Input:
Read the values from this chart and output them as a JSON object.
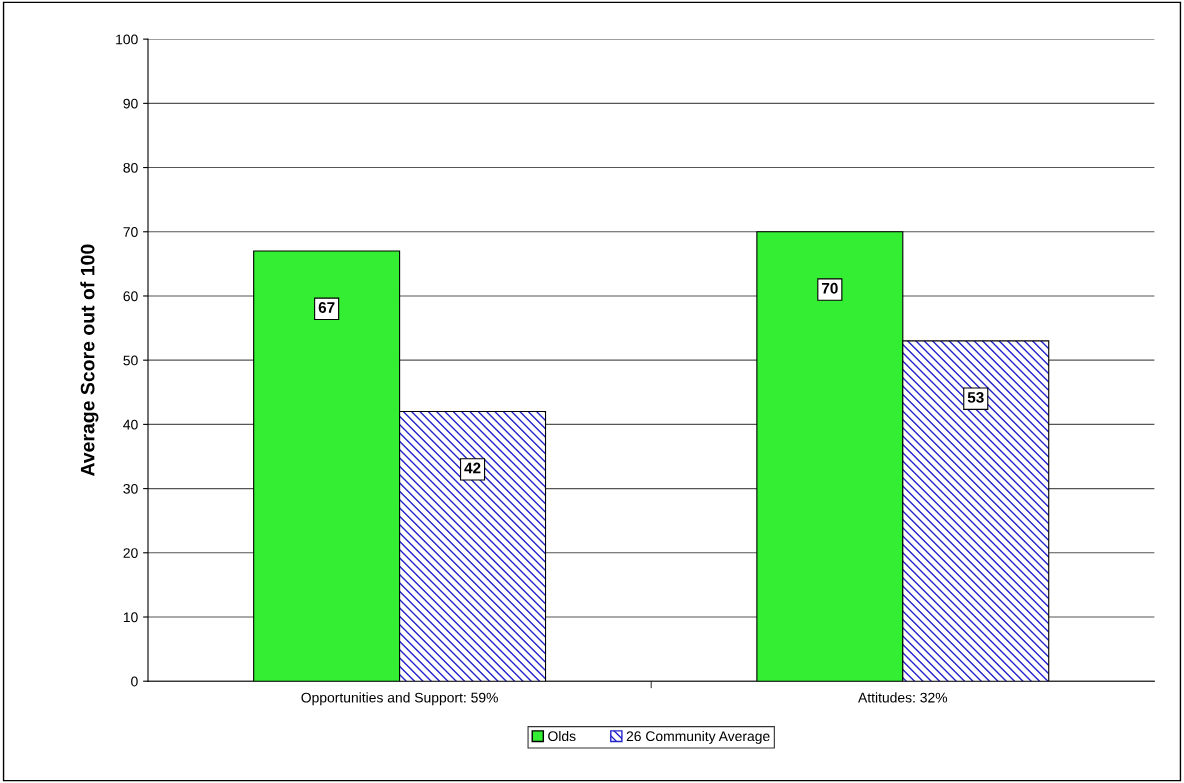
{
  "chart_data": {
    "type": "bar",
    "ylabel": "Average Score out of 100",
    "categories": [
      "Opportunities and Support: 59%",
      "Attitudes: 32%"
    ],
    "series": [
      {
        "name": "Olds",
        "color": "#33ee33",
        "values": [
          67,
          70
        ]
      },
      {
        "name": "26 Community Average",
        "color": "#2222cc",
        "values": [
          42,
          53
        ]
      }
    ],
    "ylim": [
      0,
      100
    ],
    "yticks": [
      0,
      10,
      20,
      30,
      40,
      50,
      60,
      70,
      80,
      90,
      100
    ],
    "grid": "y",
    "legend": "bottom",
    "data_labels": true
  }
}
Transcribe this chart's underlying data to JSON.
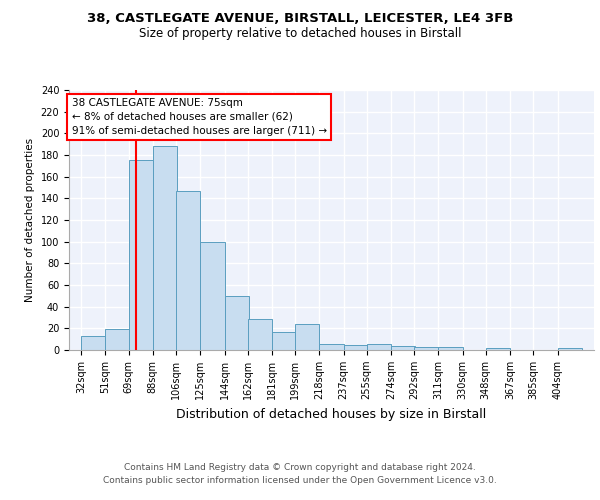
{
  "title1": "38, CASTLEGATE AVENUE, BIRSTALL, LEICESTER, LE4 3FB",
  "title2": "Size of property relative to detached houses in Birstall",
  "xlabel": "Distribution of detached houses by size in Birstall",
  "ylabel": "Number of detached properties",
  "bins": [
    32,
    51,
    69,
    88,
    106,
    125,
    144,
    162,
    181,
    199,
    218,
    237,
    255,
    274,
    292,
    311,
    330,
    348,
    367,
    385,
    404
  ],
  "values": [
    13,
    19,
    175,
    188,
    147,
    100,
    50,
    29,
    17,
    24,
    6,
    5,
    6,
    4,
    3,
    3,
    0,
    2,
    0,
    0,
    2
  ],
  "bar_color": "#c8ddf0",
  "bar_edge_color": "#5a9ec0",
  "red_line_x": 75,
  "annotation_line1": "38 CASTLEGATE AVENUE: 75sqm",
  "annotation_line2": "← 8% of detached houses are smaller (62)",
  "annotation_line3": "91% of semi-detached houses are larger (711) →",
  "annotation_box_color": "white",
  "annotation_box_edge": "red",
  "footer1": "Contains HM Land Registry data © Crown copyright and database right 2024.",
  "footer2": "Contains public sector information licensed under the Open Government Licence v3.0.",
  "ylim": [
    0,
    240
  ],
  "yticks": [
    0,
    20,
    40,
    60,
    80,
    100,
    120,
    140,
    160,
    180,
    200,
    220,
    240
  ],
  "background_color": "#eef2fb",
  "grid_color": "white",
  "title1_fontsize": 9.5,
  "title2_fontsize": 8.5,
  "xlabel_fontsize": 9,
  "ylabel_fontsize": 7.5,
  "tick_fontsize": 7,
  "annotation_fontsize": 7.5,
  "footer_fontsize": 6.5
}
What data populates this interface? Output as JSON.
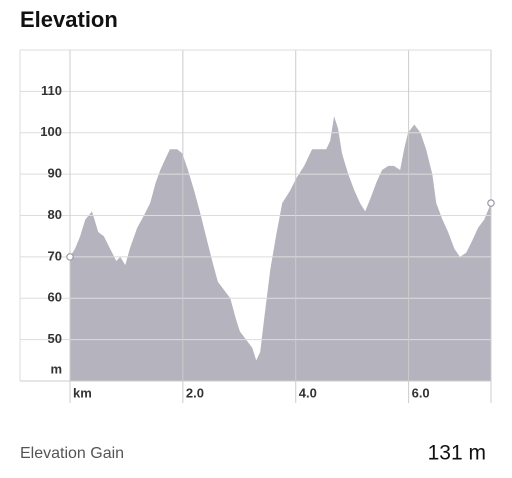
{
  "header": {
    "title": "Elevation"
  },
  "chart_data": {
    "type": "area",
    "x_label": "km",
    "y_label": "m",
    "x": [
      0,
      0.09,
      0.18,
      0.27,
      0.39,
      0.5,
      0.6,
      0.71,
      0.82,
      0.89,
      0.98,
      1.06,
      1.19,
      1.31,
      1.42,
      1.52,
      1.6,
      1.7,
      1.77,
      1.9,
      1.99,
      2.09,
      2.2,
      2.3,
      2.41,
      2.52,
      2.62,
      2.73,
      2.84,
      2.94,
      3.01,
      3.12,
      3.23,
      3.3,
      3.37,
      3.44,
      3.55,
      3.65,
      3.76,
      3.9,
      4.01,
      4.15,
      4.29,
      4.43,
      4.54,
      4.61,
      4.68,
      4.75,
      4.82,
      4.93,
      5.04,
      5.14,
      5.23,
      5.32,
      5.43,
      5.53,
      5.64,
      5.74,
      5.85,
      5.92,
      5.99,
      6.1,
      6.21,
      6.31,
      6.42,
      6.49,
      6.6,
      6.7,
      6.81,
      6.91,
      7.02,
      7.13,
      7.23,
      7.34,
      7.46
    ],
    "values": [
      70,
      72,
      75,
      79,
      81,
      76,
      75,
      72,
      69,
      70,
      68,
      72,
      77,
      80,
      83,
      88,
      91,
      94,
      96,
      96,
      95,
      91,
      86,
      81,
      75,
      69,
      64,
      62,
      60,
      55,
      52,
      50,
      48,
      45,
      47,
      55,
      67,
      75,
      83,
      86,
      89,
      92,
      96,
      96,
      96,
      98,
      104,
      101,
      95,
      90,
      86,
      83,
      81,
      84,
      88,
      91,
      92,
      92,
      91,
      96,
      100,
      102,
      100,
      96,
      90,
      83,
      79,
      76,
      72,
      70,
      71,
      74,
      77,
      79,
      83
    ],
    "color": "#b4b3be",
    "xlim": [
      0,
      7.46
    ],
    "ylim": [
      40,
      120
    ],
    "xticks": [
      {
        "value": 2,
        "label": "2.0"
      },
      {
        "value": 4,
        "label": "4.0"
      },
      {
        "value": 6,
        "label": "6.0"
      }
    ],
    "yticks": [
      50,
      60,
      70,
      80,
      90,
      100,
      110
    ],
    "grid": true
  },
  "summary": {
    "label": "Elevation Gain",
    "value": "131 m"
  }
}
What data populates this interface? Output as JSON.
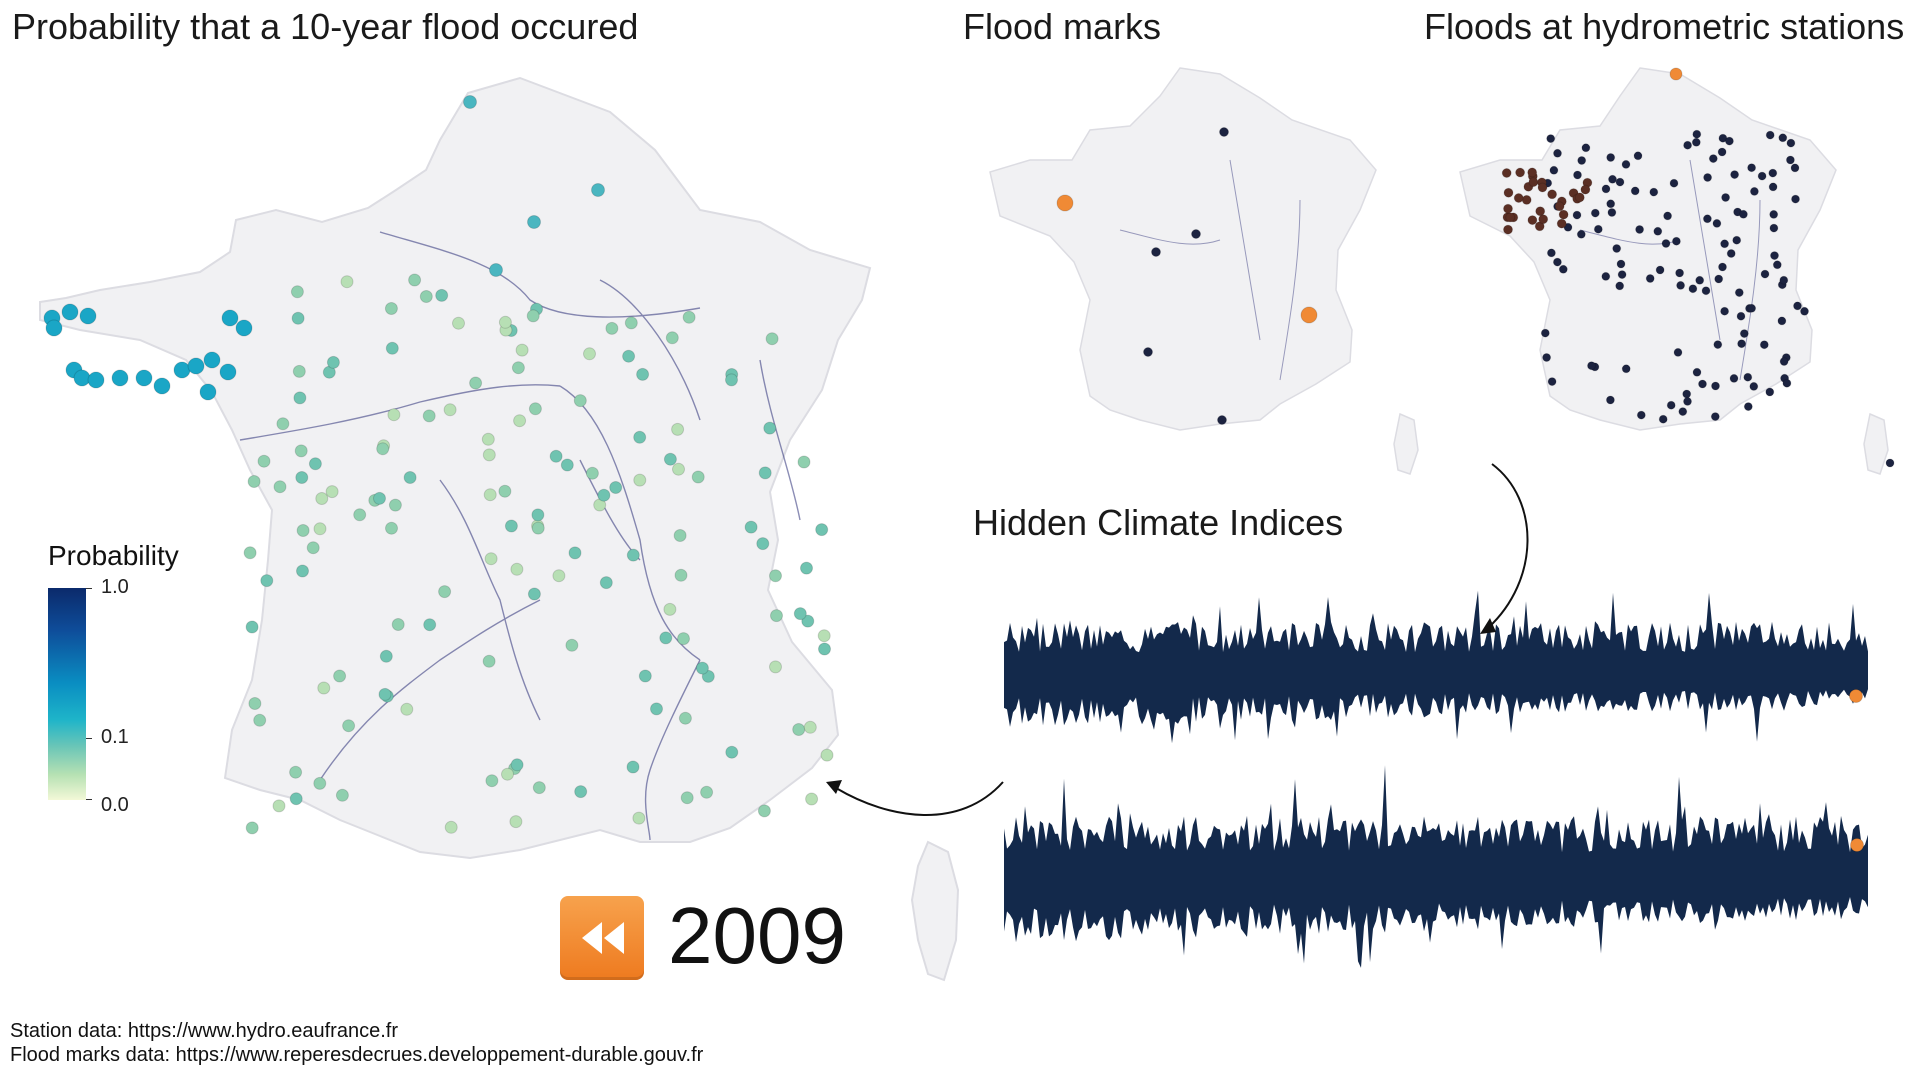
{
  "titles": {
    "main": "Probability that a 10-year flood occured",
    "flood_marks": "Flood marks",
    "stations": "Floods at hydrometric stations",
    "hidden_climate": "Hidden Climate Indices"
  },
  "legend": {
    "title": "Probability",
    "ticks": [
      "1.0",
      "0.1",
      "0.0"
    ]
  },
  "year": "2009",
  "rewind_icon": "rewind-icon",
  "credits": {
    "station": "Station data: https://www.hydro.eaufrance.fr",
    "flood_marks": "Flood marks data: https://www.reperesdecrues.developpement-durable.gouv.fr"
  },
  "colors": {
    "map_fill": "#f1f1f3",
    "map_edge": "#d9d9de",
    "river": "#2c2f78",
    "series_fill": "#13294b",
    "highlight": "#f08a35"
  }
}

Your goal: Scan the listing above and identify each line holding the string "houses"; copy every such line.

Solved problem:
  "title2": "Size of property relative to detached houses in Birstall",
  "xlabel": "Distribution of detached houses by size in Birstall",
  "annotation_line2": "← 8% of detached houses are smaller (62)",
  "annotation_line3": "91% of semi-detached houses are larger (711) →",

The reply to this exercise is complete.